• GOAL
Copy each line that holds "Mock".

════

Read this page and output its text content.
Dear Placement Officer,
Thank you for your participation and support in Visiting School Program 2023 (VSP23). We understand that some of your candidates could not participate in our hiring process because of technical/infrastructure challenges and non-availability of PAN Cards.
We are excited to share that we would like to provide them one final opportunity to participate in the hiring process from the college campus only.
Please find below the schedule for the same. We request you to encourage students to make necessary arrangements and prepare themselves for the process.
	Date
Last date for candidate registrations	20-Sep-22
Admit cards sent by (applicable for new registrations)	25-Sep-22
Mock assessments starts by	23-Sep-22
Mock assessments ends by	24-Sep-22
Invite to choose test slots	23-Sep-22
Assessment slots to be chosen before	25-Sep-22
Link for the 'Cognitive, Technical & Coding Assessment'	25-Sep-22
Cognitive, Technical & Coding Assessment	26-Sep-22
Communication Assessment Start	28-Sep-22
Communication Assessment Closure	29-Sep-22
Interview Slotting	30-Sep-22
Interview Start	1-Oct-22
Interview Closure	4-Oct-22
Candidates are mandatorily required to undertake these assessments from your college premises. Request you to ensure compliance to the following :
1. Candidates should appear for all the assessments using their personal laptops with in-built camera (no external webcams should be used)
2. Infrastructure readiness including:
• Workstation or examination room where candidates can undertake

════

• EXPECTED ANSWER
Mock assessments starts by	23-Sep-22
Mock assessments ends by	24-Sep-22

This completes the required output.